___ THE DATA ___
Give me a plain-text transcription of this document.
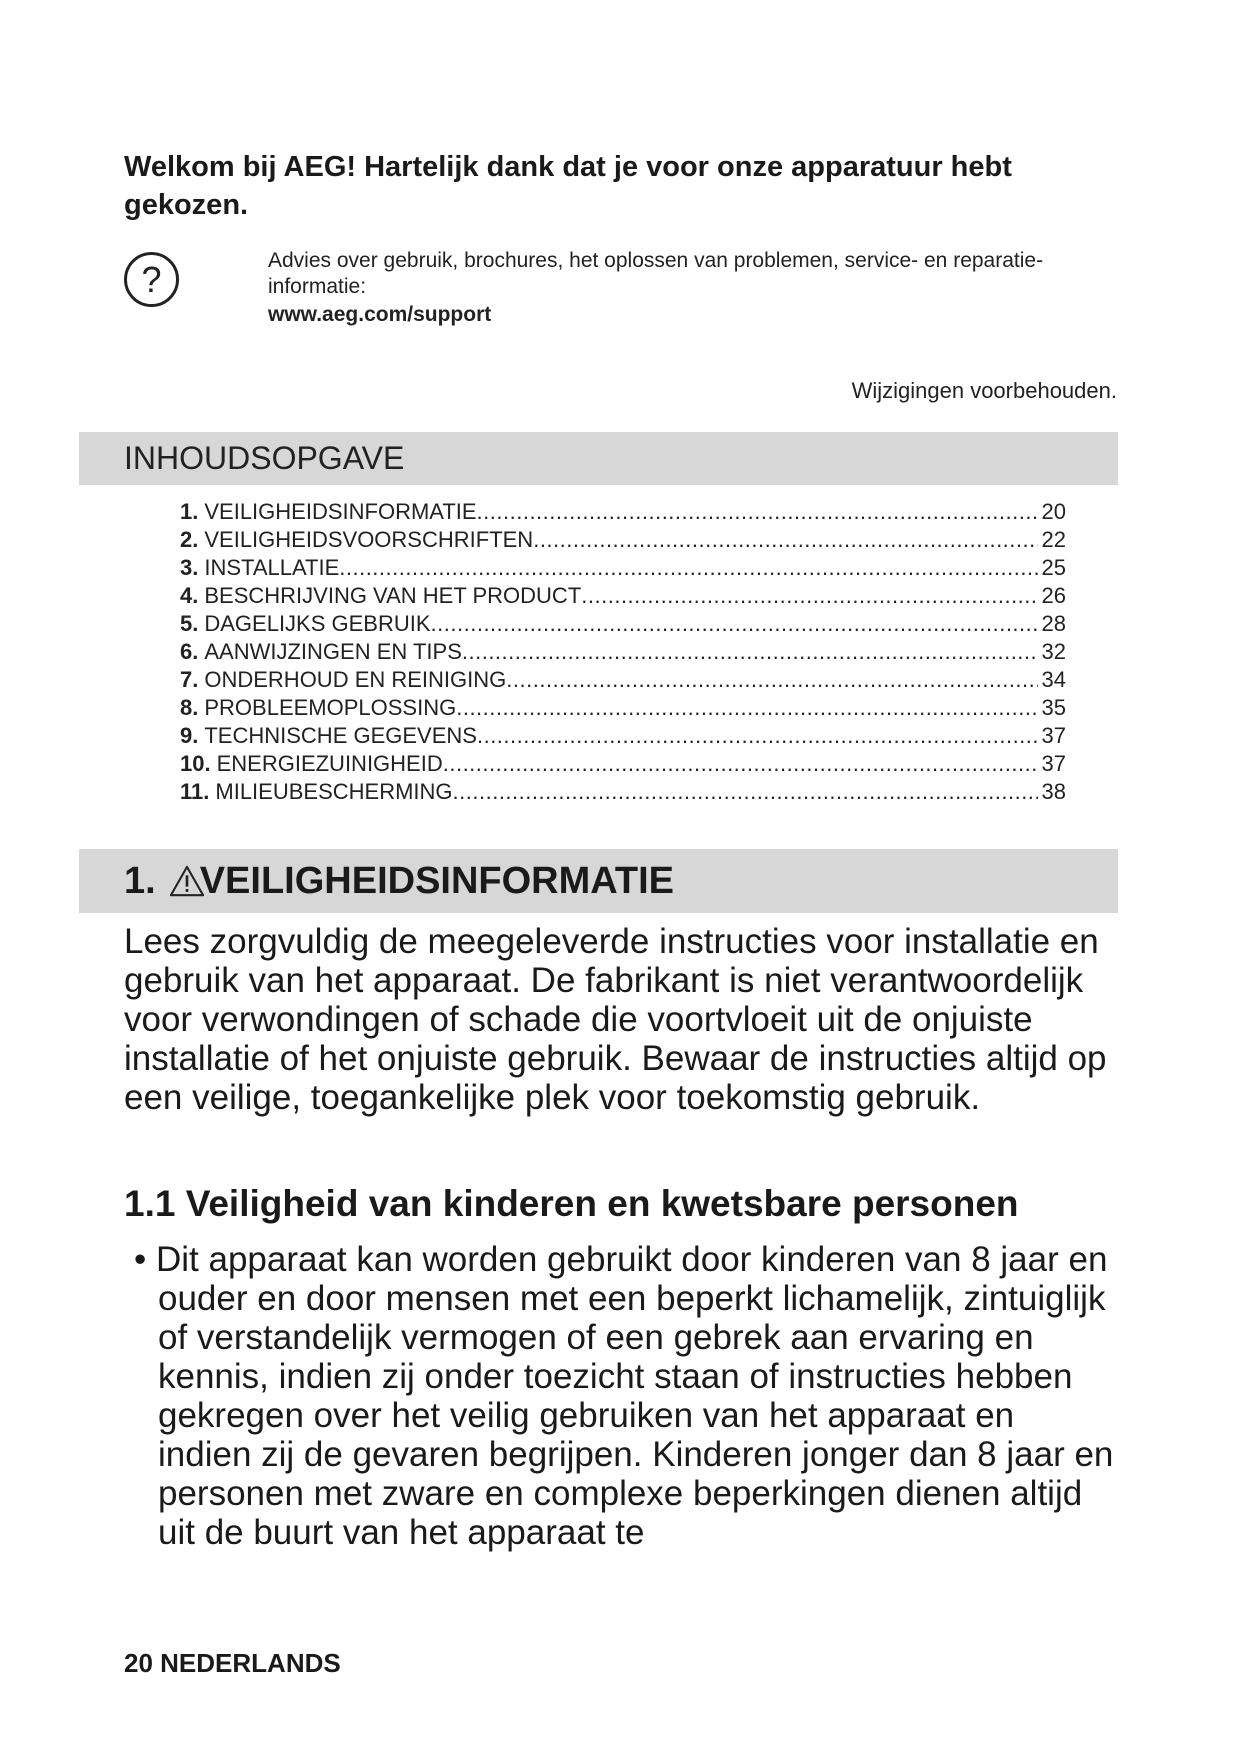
Welkom bij AEG! Hartelijk dank dat je voor onze apparatuur hebt gekozen.
?	Advies over gebruik, brochures, het oplossen van problemen, service- en reparatie-informatie:
www.aeg.com/support
Wijzigingen voorbehouden.
INHOUDSOPGAVE
1. VEILIGHEIDSINFORMATIE .....	20
2. VEILIGHEIDSVOORSCHRIFTEN .....	22
3. INSTALLATIE .....	25
4. BESCHRIJVING VAN HET PRODUCT .....	26
5. DAGELIJKS GEBRUIK .....	28
6. AANWIJZINGEN EN TIPS .....	32
7. ONDERHOUD EN REINIGING .....	34
8. PROBLEEMOPLOSSING .....	35
9. TECHNISCHE GEGEVENS .....	37
10. ENERGIEZUINIGHEID .....	37
11. MILIEUBESCHERMING .....	38
1. VEILIGHEIDSINFORMATIE

Lees zorgvuldig de meegeleverde instructies voor installatie en gebruik van het apparaat. De fabrikant is niet verantwoordelijk voor verwondingen of schade die voortvloeit uit de onjuiste installatie of het onjuiste gebruik. Bewaar de instructies altijd op een veilige, toegankelijke plek voor toekomstig gebruik.

1.1 Veiligheid van kinderen en kwetsbare personen

• Dit apparaat kan worden gebruikt door kinderen van 8 jaar en ouder en door mensen met een beperkt lichamelijk, zintuiglijk of verstandelijk vermogen of een gebrek aan ervaring en kennis, indien zij onder toezicht staan of instructies hebben gekregen over het veilig gebruiken van het apparaat en indien zij de gevaren begrijpen. Kinderen jonger dan 8 jaar en personen met zware en complexe beperkingen dienen altijd uit de buurt van het apparaat te

20 NEDERLANDS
___
Omit pictures; set down the rest of the material word for word.

▶ _FULL ANSWER_:
Give me a plain-text transcription of this document.
Welkom bij AEG! Hartelijk dank dat je voor onze apparatuur hebt gekozen.
?	Advies over gebruik, brochures, het oplossen van problemen, service- en reparatie-informatie:
www.aeg.com/support
Wijzigingen voorbehouden.
INHOUDSOPGAVE
1. VEILIGHEIDSINFORMATIE .....	20
2. VEILIGHEIDSVOORSCHRIFTEN .....	22
3. INSTALLATIE .....	25
4. BESCHRIJVING VAN HET PRODUCT .....	26
5. DAGELIJKS GEBRUIK .....	28
6. AANWIJZINGEN EN TIPS .....	32
7. ONDERHOUD EN REINIGING .....	34
8. PROBLEEMOPLOSSING .....	35
9. TECHNISCHE GEGEVENS .....	37
10. ENERGIEZUINIGHEID .....	37
11. MILIEUBESCHERMING .....	38
1. VEILIGHEIDSINFORMATIE

Lees zorgvuldig de meegeleverde instructies voor installatie en gebruik van het apparaat. De fabrikant is niet verantwoordelijk voor verwondingen of schade die voortvloeit uit de onjuiste installatie of het onjuiste gebruik. Bewaar de instructies altijd op een veilige, toegankelijke plek voor toekomstig gebruik.

1.1 Veiligheid van kinderen en kwetsbare personen

• Dit apparaat kan worden gebruikt door kinderen van 8 jaar en ouder en door mensen met een beperkt lichamelijk, zintuiglijk of verstandelijk vermogen of een gebrek aan ervaring en kennis, indien zij onder toezicht staan of instructies hebben gekregen over het veilig gebruiken van het apparaat en indien zij de gevaren begrijpen. Kinderen jonger dan 8 jaar en personen met zware en complexe beperkingen dienen altijd uit de buurt van het apparaat te

20 NEDERLANDS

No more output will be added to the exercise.